### TASK GOAL
When a line below holds the string "hans", show that line.

### DATA TO PROCESS
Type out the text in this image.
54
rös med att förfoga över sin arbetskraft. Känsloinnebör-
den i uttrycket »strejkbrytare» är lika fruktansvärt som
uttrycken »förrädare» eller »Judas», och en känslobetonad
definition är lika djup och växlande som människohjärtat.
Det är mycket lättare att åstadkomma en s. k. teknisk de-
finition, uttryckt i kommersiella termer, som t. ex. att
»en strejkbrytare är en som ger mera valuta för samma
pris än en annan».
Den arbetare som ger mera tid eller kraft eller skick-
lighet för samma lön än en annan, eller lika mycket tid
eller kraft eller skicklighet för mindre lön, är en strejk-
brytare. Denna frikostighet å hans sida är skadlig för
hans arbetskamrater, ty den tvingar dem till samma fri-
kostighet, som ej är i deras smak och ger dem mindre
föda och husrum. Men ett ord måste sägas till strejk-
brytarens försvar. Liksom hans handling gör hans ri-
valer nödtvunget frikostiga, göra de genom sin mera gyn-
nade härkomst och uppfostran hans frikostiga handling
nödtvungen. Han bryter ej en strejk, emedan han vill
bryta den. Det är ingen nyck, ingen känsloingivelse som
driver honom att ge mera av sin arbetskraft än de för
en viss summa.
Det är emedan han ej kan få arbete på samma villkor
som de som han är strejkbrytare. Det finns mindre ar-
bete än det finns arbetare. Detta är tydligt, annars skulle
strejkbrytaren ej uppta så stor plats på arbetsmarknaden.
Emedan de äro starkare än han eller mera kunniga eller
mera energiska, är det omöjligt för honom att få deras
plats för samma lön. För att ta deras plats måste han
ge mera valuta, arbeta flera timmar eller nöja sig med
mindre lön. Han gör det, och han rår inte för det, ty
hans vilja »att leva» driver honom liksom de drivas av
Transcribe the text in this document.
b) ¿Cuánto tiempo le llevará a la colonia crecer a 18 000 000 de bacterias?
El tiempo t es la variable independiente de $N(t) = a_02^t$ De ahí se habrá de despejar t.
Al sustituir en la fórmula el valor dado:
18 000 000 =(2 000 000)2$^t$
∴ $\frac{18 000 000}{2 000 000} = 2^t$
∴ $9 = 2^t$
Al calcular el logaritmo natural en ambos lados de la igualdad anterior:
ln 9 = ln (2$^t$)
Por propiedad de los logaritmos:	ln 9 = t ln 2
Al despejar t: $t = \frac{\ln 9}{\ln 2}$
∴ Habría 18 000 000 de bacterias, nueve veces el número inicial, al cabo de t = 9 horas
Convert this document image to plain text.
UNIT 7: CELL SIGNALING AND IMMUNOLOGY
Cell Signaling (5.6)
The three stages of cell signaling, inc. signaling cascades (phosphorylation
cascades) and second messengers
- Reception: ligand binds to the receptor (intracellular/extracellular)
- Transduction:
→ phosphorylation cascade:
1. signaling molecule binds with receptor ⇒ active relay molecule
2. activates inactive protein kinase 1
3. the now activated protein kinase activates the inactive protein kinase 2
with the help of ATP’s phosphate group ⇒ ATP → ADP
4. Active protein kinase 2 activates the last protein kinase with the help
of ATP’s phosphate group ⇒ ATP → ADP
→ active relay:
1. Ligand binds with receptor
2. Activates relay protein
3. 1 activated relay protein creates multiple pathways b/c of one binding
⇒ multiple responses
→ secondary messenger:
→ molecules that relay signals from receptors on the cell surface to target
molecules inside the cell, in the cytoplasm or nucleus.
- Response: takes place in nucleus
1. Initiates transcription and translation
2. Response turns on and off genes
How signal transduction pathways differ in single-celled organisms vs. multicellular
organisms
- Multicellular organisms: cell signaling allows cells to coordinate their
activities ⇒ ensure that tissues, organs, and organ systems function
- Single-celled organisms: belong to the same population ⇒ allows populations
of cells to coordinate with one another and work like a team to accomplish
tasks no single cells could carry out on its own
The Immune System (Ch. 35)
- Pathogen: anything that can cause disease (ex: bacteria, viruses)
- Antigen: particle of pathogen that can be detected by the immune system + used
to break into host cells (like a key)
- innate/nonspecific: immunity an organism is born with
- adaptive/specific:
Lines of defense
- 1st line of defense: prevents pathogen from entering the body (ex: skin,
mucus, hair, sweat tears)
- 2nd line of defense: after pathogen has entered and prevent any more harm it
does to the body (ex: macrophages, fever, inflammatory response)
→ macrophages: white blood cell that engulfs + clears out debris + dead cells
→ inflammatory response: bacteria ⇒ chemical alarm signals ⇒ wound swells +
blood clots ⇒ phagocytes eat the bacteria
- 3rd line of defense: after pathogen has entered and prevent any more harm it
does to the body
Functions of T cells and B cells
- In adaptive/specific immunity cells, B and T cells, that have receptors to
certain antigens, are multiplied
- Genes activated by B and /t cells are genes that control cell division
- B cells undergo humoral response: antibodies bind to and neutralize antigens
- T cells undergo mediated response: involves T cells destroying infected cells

### RESULT OF THIS TASK
brytare. Denna frikostighet å hans sida är skadlig för
hans arbetskamrater, ty den tvingar dem till samma fri-
brytarens försvar. Liksom hans handling gör hans ri-
nade härkomst och uppfostran hans frikostiga handling
hans vilja »att leva» driver honom liksom de drivas av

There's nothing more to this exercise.